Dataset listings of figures

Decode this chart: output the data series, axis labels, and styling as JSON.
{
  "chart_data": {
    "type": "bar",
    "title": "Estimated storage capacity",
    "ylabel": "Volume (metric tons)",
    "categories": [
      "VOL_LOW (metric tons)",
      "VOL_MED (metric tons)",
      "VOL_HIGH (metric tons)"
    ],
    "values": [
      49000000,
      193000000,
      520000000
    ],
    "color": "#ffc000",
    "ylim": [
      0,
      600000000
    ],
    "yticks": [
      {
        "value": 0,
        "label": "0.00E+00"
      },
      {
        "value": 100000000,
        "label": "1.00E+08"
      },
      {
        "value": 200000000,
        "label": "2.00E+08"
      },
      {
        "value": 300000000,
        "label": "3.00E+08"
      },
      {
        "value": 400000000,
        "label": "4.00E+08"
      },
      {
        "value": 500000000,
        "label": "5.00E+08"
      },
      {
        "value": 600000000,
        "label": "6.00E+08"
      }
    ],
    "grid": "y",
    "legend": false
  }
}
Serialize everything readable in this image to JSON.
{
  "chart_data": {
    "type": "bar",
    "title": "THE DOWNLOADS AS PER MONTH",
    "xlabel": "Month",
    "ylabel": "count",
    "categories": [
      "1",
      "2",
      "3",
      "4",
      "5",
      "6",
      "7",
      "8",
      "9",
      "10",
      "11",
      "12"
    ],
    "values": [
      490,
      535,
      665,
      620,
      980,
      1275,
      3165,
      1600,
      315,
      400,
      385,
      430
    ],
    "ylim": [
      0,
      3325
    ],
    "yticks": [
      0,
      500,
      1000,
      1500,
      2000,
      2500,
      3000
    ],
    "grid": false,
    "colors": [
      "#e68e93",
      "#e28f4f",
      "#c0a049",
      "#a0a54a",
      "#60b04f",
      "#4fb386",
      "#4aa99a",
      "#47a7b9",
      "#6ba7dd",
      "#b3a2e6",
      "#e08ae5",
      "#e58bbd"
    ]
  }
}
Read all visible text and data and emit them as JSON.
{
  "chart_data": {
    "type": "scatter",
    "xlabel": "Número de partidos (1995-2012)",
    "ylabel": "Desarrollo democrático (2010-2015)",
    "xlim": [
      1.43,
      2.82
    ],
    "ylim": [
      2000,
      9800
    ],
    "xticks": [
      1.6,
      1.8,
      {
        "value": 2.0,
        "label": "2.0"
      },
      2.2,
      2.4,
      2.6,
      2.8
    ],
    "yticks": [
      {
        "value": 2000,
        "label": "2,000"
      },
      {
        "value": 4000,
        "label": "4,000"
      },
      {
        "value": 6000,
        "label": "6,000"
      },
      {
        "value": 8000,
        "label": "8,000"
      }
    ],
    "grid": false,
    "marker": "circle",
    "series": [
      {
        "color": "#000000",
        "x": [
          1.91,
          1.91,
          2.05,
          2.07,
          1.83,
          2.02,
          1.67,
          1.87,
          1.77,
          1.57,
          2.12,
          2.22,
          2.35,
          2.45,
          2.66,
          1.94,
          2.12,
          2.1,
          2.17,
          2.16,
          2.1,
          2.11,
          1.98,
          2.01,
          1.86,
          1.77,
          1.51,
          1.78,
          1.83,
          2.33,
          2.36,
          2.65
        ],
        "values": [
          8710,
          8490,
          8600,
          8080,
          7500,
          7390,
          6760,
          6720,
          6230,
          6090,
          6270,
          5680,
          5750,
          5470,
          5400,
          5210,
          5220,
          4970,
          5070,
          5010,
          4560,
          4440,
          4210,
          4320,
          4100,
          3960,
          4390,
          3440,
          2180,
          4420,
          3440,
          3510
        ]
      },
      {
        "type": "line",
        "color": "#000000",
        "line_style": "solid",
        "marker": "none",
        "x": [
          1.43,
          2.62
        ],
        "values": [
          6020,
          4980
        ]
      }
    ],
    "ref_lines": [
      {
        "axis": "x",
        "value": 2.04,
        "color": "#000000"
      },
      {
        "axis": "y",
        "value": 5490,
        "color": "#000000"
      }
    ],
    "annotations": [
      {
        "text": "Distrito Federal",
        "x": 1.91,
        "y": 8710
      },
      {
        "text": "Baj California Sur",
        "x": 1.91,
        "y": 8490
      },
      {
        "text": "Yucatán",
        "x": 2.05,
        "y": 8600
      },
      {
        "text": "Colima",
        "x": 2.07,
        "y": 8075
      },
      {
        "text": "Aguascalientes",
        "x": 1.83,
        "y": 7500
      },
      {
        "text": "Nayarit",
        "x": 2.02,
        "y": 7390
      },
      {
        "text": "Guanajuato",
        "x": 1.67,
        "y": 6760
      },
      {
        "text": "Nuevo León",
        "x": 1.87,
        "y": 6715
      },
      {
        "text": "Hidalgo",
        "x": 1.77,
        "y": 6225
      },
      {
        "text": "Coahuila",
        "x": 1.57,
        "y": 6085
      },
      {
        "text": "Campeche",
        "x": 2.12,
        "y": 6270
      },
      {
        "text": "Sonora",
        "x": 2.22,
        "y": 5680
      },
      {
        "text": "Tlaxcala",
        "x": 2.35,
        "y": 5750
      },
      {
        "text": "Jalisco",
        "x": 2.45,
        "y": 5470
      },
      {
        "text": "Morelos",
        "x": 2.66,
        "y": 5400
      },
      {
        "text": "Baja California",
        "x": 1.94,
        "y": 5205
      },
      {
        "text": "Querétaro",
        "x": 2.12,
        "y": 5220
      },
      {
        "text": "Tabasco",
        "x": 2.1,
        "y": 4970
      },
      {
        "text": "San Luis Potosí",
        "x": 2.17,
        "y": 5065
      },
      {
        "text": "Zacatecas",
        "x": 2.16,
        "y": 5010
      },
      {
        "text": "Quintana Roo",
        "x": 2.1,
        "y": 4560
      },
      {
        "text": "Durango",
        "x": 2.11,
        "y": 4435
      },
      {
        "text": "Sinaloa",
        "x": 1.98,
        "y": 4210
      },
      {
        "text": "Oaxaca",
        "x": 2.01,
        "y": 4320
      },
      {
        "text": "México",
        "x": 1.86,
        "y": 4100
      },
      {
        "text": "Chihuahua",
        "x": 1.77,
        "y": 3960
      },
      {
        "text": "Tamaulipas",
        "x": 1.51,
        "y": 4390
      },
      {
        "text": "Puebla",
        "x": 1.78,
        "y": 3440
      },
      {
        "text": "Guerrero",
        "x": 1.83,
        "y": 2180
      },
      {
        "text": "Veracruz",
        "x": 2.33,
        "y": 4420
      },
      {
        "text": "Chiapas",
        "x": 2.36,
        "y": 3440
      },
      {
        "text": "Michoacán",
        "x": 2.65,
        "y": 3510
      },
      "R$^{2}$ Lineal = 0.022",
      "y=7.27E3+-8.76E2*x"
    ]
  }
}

§ **Requirements**
Copy out every line in the entries above that holds "this".

§ **Output of the exercise**
Decode this chart: output the data series, axis labels, and styling as JSON.
Serialize everything readable in this image to JSON.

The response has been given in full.